Answer with the number of lines in the records that contain "Probability" and with nothing else.
*** Opening Records for the exercise ***
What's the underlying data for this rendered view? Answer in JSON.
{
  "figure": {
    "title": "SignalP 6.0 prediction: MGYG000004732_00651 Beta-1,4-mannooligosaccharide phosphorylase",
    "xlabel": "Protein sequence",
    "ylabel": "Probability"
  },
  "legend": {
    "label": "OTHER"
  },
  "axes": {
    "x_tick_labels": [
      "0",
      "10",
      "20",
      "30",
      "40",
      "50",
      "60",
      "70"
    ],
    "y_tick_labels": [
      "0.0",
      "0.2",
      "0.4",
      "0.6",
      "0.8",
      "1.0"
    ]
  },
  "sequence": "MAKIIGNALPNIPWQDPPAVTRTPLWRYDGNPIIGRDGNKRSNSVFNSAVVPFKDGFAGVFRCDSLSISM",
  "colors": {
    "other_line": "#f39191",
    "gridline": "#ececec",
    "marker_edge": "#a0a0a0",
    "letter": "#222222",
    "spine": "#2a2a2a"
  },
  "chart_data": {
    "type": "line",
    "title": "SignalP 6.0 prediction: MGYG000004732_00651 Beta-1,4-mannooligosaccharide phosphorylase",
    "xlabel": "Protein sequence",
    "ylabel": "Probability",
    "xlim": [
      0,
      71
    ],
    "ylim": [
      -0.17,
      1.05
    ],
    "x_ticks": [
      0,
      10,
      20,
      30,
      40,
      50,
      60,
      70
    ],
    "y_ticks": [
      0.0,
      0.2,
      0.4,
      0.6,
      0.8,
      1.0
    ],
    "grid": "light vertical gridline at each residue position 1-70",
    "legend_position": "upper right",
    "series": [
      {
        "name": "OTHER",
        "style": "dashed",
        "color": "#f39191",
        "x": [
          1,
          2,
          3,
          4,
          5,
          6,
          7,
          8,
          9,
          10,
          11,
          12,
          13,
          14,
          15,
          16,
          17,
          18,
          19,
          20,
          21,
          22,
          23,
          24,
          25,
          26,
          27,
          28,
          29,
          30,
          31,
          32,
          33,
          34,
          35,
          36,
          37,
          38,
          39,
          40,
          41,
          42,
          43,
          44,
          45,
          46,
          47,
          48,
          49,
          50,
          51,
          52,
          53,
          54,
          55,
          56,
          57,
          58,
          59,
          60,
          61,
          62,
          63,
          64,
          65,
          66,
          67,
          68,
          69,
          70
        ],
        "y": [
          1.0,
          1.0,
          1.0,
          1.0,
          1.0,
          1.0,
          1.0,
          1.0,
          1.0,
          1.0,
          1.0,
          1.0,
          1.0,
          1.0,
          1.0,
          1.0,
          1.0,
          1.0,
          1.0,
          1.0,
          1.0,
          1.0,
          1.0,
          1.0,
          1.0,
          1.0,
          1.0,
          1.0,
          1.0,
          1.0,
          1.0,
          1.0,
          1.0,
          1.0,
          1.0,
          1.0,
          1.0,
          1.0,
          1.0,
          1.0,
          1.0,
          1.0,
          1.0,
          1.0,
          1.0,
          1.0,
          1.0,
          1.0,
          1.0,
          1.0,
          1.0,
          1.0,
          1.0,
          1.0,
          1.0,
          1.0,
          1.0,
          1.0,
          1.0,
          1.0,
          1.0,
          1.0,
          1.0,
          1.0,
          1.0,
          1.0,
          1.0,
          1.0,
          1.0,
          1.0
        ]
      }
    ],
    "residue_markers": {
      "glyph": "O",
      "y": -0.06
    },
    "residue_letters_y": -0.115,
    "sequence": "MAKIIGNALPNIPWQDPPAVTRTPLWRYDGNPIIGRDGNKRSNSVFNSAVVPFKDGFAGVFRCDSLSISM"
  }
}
*** Closing Records for the exercise ***
# [Response box]
2